## BEGIN Available records

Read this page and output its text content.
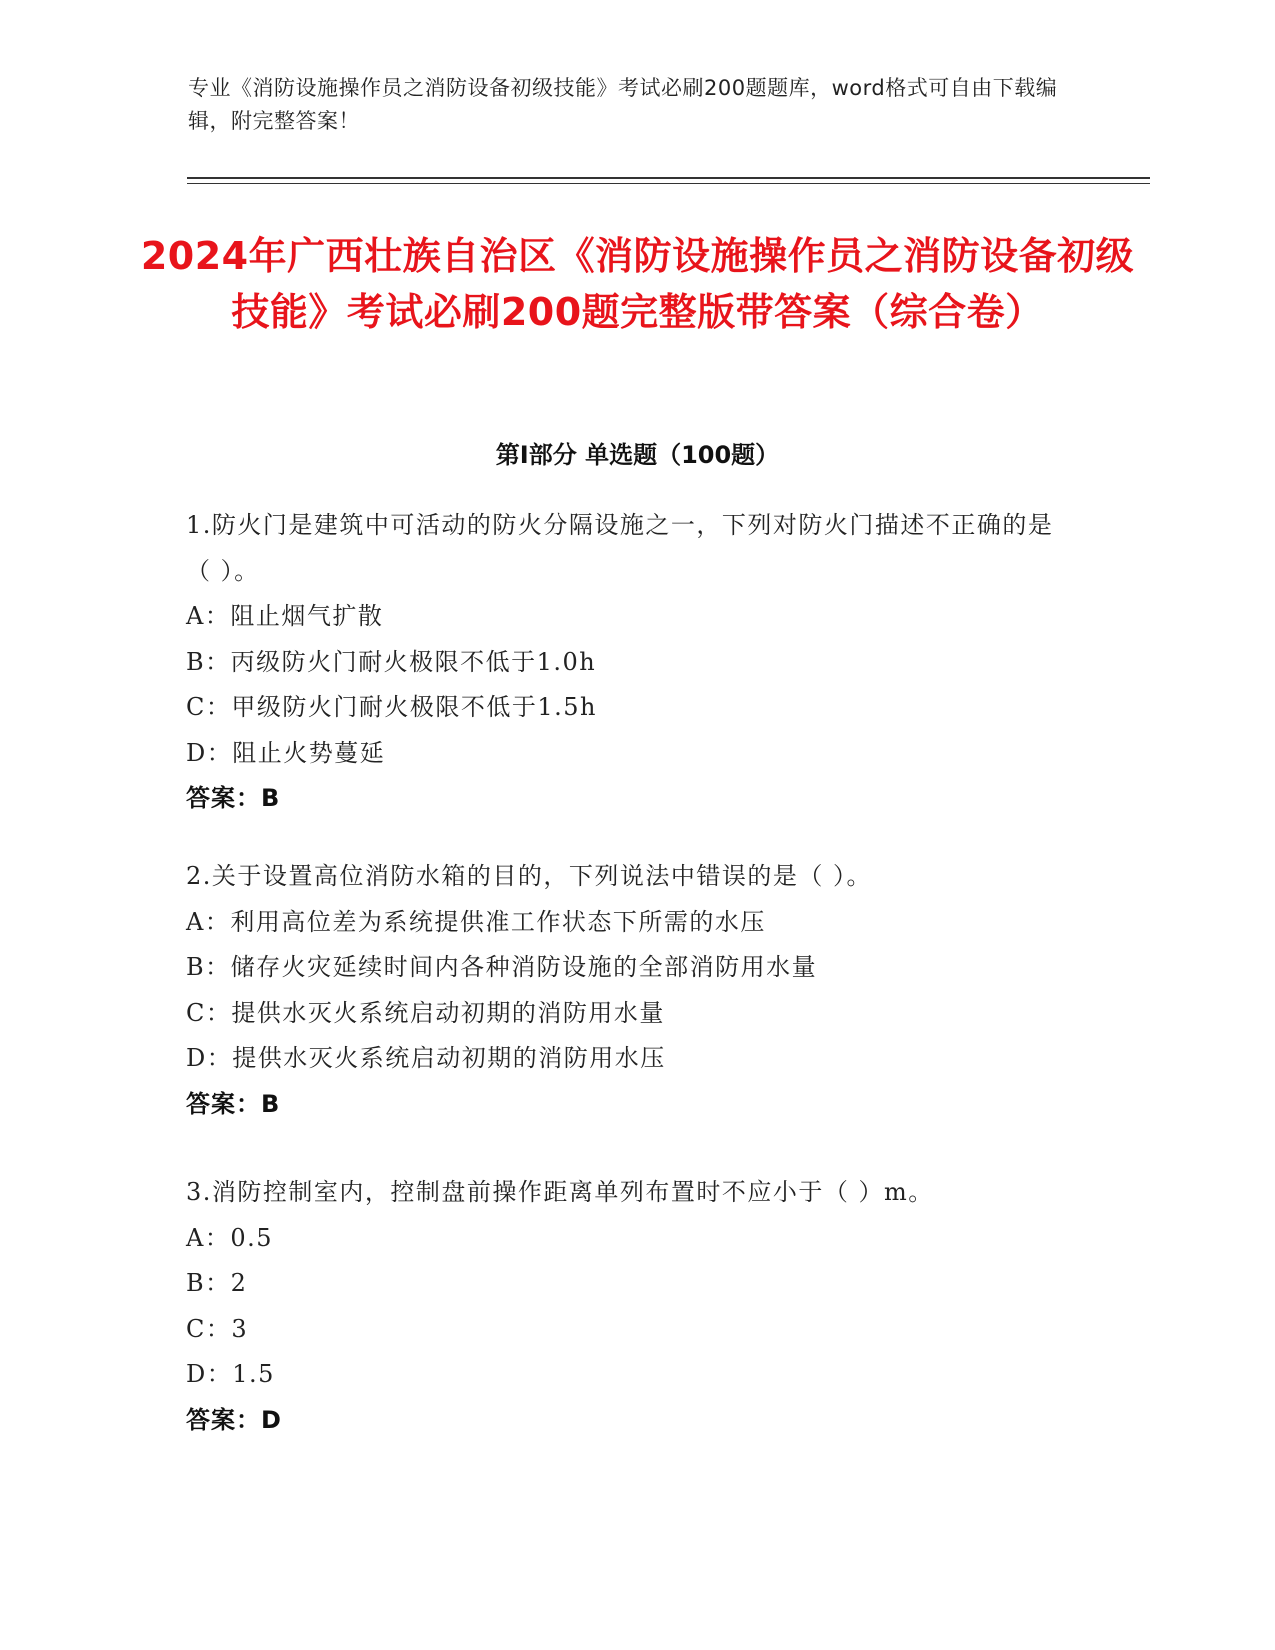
专业《消防设施操作员之消防设备初级技能》考试必刷200题题库，word格式可自由下载编辑，附完整答案！
2024年广西壮族自治区《消防设施操作员之消防设备初级技能》考试必刷200题完整版带答案（综合卷）
第Ⅰ部分 单选题（100题）
1.防火门是建筑中可活动的防火分隔设施之一，下列对防火门描述不正确的是（ ）。
A：阻止烟气扩散
B：丙级防火门耐火极限不低于1.0h
C：甲级防火门耐火极限不低于1.5h
D：阻止火势蔓延
答案：B
2.关于设置高位消防水箱的目的，下列说法中错误的是（ ）。
A：利用高位差为系统提供准工作状态下所需的水压
B：储存火灾延续时间内各种消防设施的全部消防用水量
C：提供水灭火系统启动初期的消防用水量
D：提供水灭火系统启动初期的消防用水压
答案：B
3.消防控制室内，控制盘前操作距离单列布置时不应小于（ ）m。
A：0.5
B：2
C：3
D：1.5
答案：D
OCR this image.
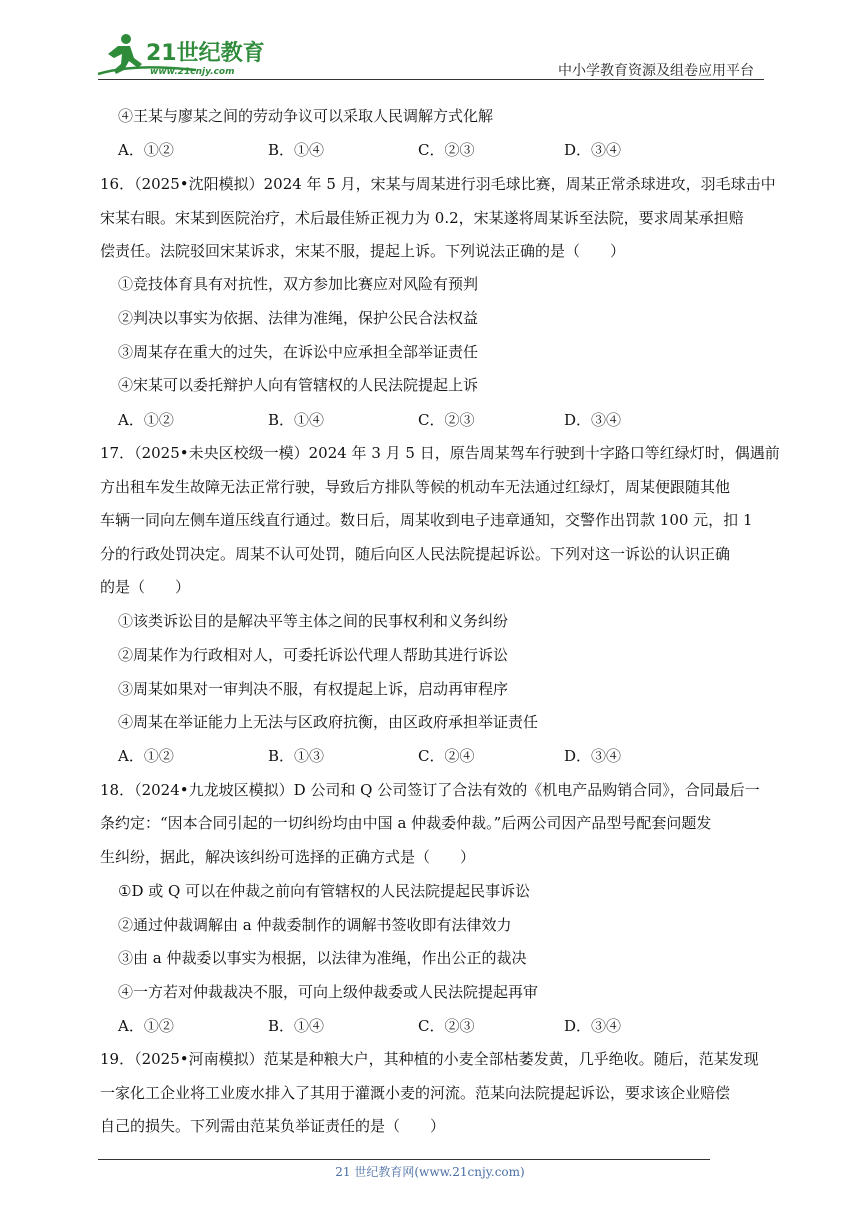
21世纪教育
www.21cnjy.com	中小学教育资源及组卷应用平台
④王某与廖某之间的劳动争议可以采取人民调解方式化解
A．①②	B．①④	C．②③	D．③④
16．（2025•沈阳模拟）2024 年 5 月，宋某与周某进行羽毛球比赛，周某正常杀球进攻，羽毛球击中
宋某右眼。宋某到医院治疗，术后最佳矫正视力为 0.2，宋某遂将周某诉至法院，要求周某承担赔
偿责任。法院驳回宋某诉求，宋某不服，提起上诉。下列说法正确的是（　　）
①竞技体育具有对抗性，双方参加比赛应对风险有预判
②判决以事实为依据、法律为准绳，保护公民合法权益
③周某存在重大的过失，在诉讼中应承担全部举证责任
④宋某可以委托辩护人向有管辖权的人民法院提起上诉
A．①②	B．①④	C．②③	D．③④
17．（2025•未央区校级一模）2024 年 3 月 5 日，原告周某驾车行驶到十字路口等红绿灯时，偶遇前
方出租车发生故障无法正常行驶，导致后方排队等候的机动车无法通过红绿灯，周某便跟随其他
车辆一同向左侧车道压线直行通过。数日后，周某收到电子违章通知，交警作出罚款 100 元，扣 1
分的行政处罚决定。周某不认可处罚，随后向区人民法院提起诉讼。下列对这一诉讼的认识正确
的是（　　）
①该类诉讼目的是解决平等主体之间的民事权利和义务纠纷
②周某作为行政相对人，可委托诉讼代理人帮助其进行诉讼
③周某如果对一审判决不服，有权提起上诉，启动再审程序
④周某在举证能力上无法与区政府抗衡，由区政府承担举证责任
A．①②	B．①③	C．②④	D．③④
18．（2024•九龙坡区模拟）D 公司和 Q 公司签订了合法有效的《机电产品购销合同》，合同最后一
条约定：“因本合同引起的一切纠纷均由中国 a 仲裁委仲裁。”后两公司因产品型号配套问题发
生纠纷，据此，解决该纠纷可选择的正确方式是（　　）
①D 或 Q 可以在仲裁之前向有管辖权的人民法院提起民事诉讼
②通过仲裁调解由 a 仲裁委制作的调解书签收即有法律效力
③由 a 仲裁委以事实为根据，以法律为准绳，作出公正的裁决
④一方若对仲裁裁决不服，可向上级仲裁委或人民法院提起再审
A．①②	B．①④	C．②③	D．③④
19．（2025•河南模拟）范某是种粮大户，其种植的小麦全部枯萎发黄，几乎绝收。随后，范某发现
一家化工企业将工业废水排入了其用于灌溉小麦的河流。范某向法院提起诉讼，要求该企业赔偿
自己的损失。下列需由范某负举证责任的是（　　）
21 世纪教育网(www.21cnjy.com)
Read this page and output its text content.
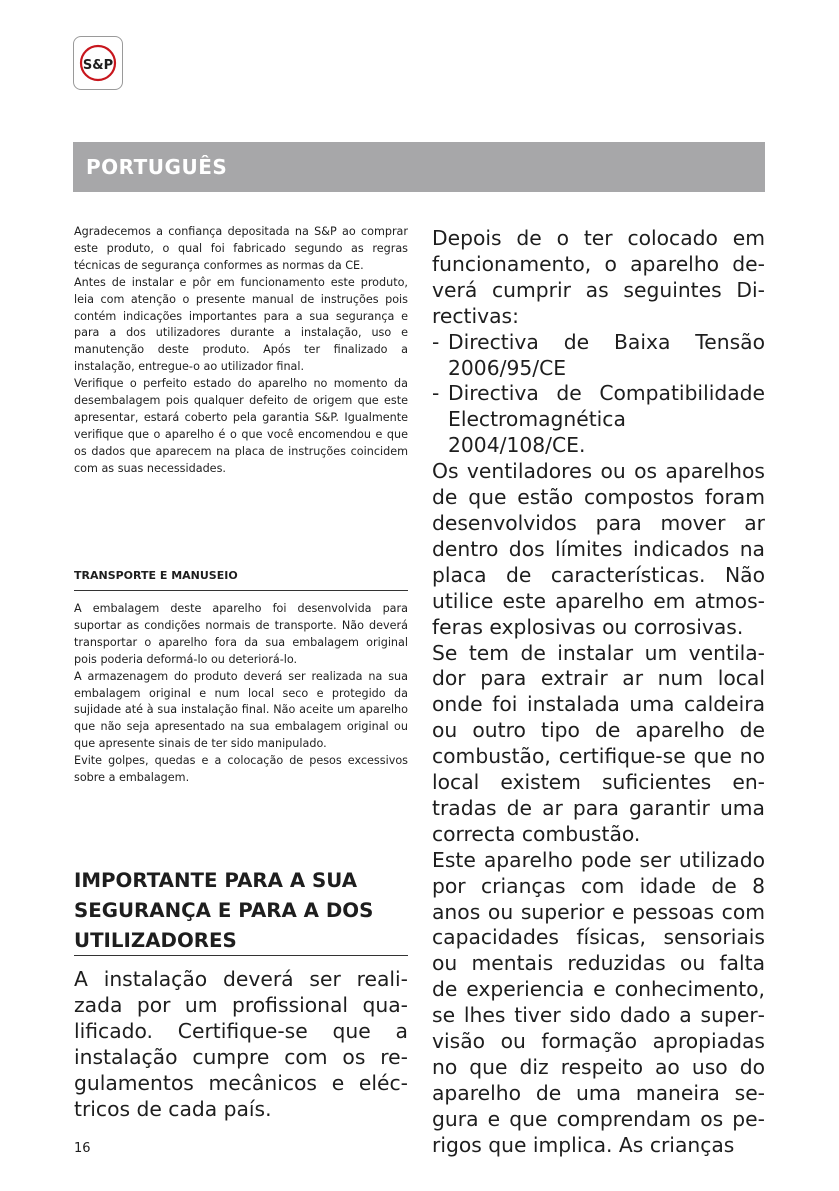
S&P
PORTUGUÊS

Agradecemos a confiança depositada na S&P ao comprar este produto, o qual foi fabricado segundo as regras técnicas de segurança conformes as normas da CE.

Antes de instalar e pôr em funcionamento este produto, leia com atenção o presente manual de instruções pois contém indicações importantes para a sua segurança e para a dos utilizadores durante a instalação, uso e manutenção deste produto. Após ter finalizado a instalação, entregue-o ao utilizador final.

Verifique o perfeito estado do aparelho no momento da desembalagem pois qualquer defeito de origem que este apresentar, estará coberto pela garantia S&P. Igualmente verifique que o aparelho é o que você encomendou e que os dados que aparecem na placa de instruções coincidem com as suas necessidades.

TRANSPORTE E MANUSEIO

A embalagem deste aparelho foi desenvolvida para suportar as condições normais de transporte. Não deverá transportar o aparelho fora da sua embalagem original pois poderia deformá-lo ou deteriorá-lo.

A armazenagem do produto deverá ser realizada na sua embalagem original e num local seco e protegido da sujidade até à sua instalação final. Não aceite um aparelho que não seja apresentado na sua embalagem original ou que apresente sinais de ter sido manipulado.

Evite golpes, quedas e a colocação de pesos excessivos sobre a embalagem.

IMPORTANTE PARA A SUA
SEGURANÇA E PARA A DOS
UTILIZADORES

A instalação deverá ser realizada por um profissional qualificado. Certifique-se que a instalação cumpre com os regulamentos mecânicos e eléctricos de cada país.

Depois de o ter colocado em funcionamento, o aparelho deverá cumprir as seguintes Directivas:

- Directiva de Baixa Tensão 2006/95/CE
- Directiva de Compatibilidade Electromagnética 2004/108/CE.

Os ventiladores ou os aparelhos de que estão compostos foram desenvolvidos para mover ar dentro dos límites indicados na placa de características. Não utilice este aparelho em atmosferas explosivas ou corrosivas.

Se tem de instalar um ventilador para extrair ar num local onde foi instalada uma caldeira ou outro tipo de aparelho de combustão, certifique-se que no local existem suficientes entradas de ar para garantir uma correcta combustão.

Este aparelho pode ser utilizado por crianças com idade de 8 anos ou superior e pessoas com capacidades físicas, sensoriais ou mentais reduzidas ou falta de experiencia e conhecimento, se lhes tiver sido dado a supervisão ou formação apropiadas no que diz respeito ao uso do aparelho de uma maneira segura e que comprendam os perigos que implica. As crianças

16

## END Available records

§ Aim of the exercise
Replicate the material above verbatim; images stay out of the copy.

§ Output of the task
Read this page and output its text content.
专业《消防设施操作员之消防设备初级技能》考试必刷200题题库，word格式可自由下载编辑，附完整答案！
2024年广西壮族自治区《消防设施操作员之消防设备初级技能》考试必刷200题完整版带答案（综合卷）
第Ⅰ部分 单选题（100题）
1.防火门是建筑中可活动的防火分隔设施之一，下列对防火门描述不正确的是（ ）。
A：阻止烟气扩散
B：丙级防火门耐火极限不低于1.0h
C：甲级防火门耐火极限不低于1.5h
D：阻止火势蔓延
答案：B
2.关于设置高位消防水箱的目的，下列说法中错误的是（ ）。
A：利用高位差为系统提供准工作状态下所需的水压
B：储存火灾延续时间内各种消防设施的全部消防用水量
C：提供水灭火系统启动初期的消防用水量
D：提供水灭火系统启动初期的消防用水压
答案：B
3.消防控制室内，控制盘前操作距离单列布置时不应小于（ ）m。
A：0.5
B：2
C：3
D：1.5
答案：D
OCR this image.
21世纪教育
www.21cnjy.com	中小学教育资源及组卷应用平台
④王某与廖某之间的劳动争议可以采取人民调解方式化解
A．①②	B．①④	C．②③	D．③④
16．（2025•沈阳模拟）2024 年 5 月，宋某与周某进行羽毛球比赛，周某正常杀球进攻，羽毛球击中
宋某右眼。宋某到医院治疗，术后最佳矫正视力为 0.2，宋某遂将周某诉至法院，要求周某承担赔
偿责任。法院驳回宋某诉求，宋某不服，提起上诉。下列说法正确的是（　　）
①竞技体育具有对抗性，双方参加比赛应对风险有预判
②判决以事实为依据、法律为准绳，保护公民合法权益
③周某存在重大的过失，在诉讼中应承担全部举证责任
④宋某可以委托辩护人向有管辖权的人民法院提起上诉
A．①②	B．①④	C．②③	D．③④
17．（2025•未央区校级一模）2024 年 3 月 5 日，原告周某驾车行驶到十字路口等红绿灯时，偶遇前
方出租车发生故障无法正常行驶，导致后方排队等候的机动车无法通过红绿灯，周某便跟随其他
车辆一同向左侧车道压线直行通过。数日后，周某收到电子违章通知，交警作出罚款 100 元，扣 1
分的行政处罚决定。周某不认可处罚，随后向区人民法院提起诉讼。下列对这一诉讼的认识正确
的是（　　）
①该类诉讼目的是解决平等主体之间的民事权利和义务纠纷
②周某作为行政相对人，可委托诉讼代理人帮助其进行诉讼
③周某如果对一审判决不服，有权提起上诉，启动再审程序
④周某在举证能力上无法与区政府抗衡，由区政府承担举证责任
A．①②	B．①③	C．②④	D．③④
18．（2024•九龙坡区模拟）D 公司和 Q 公司签订了合法有效的《机电产品购销合同》，合同最后一
条约定：“因本合同引起的一切纠纷均由中国 a 仲裁委仲裁。”后两公司因产品型号配套问题发
生纠纷，据此，解决该纠纷可选择的正确方式是（　　）
①D 或 Q 可以在仲裁之前向有管辖权的人民法院提起民事诉讼
②通过仲裁调解由 a 仲裁委制作的调解书签收即有法律效力
③由 a 仲裁委以事实为根据，以法律为准绳，作出公正的裁决
④一方若对仲裁裁决不服，可向上级仲裁委或人民法院提起再审
A．①②	B．①④	C．②③	D．③④
19．（2025•河南模拟）范某是种粮大户，其种植的小麦全部枯萎发黄，几乎绝收。随后，范某发现
一家化工企业将工业废水排入了其用于灌溉小麦的河流。范某向法院提起诉讼，要求该企业赔偿
自己的损失。下列需由范某负举证责任的是（　　）
21 世纪教育网(www.21cnjy.com)
Read this page and output its text content.
S&P
PORTUGUÊS

Agradecemos a confiança depositada na S&P ao comprar este produto, o qual foi fabricado segundo as regras técnicas de segurança conformes as normas da CE.

Antes de instalar e pôr em funcionamento este produto, leia com atenção o presente manual de instruções pois contém indicações importantes para a sua segurança e para a dos utilizadores durante a instalação, uso e manutenção deste produto. Após ter finalizado a instalação, entregue-o ao utilizador final.

Verifique o perfeito estado do aparelho no momento da desembalagem pois qualquer defeito de origem que este apresentar, estará coberto pela garantia S&P. Igualmente verifique que o aparelho é o que você encomendou e que os dados que aparecem na placa de instruções coincidem com as suas necessidades.

TRANSPORTE E MANUSEIO

A embalagem deste aparelho foi desenvolvida para suportar as condições normais de transporte. Não deverá transportar o aparelho fora da sua embalagem original pois poderia deformá-lo ou deteriorá-lo.

A armazenagem do produto deverá ser realizada na sua embalagem original e num local seco e protegido da sujidade até à sua instalação final. Não aceite um aparelho que não seja apresentado na sua embalagem original ou que apresente sinais de ter sido manipulado.

Evite golpes, quedas e a colocação de pesos excessivos sobre a embalagem.

IMPORTANTE PARA A SUA
SEGURANÇA E PARA A DOS
UTILIZADORES

A instalação deverá ser realizada por um profissional qualificado. Certifique-se que a instalação cumpre com os regulamentos mecânicos e eléctricos de cada país.

Depois de o ter colocado em funcionamento, o aparelho deverá cumprir as seguintes Directivas:

- Directiva de Baixa Tensão 2006/95/CE
- Directiva de Compatibilidade Electromagnética 2004/108/CE.

Os ventiladores ou os aparelhos de que estão compostos foram desenvolvidos para mover ar dentro dos límites indicados na placa de características. Não utilice este aparelho em atmosferas explosivas ou corrosivas.

Se tem de instalar um ventilador para extrair ar num local onde foi instalada uma caldeira ou outro tipo de aparelho de combustão, certifique-se que no local existem suficientes entradas de ar para garantir uma correcta combustão.

Este aparelho pode ser utilizado por crianças com idade de 8 anos ou superior e pessoas com capacidades físicas, sensoriais ou mentais reduzidas ou falta de experiencia e conhecimento, se lhes tiver sido dado a supervisão ou formação apropiadas no que diz respeito ao uso do aparelho de uma maneira segura e que comprendam os perigos que implica. As crianças

16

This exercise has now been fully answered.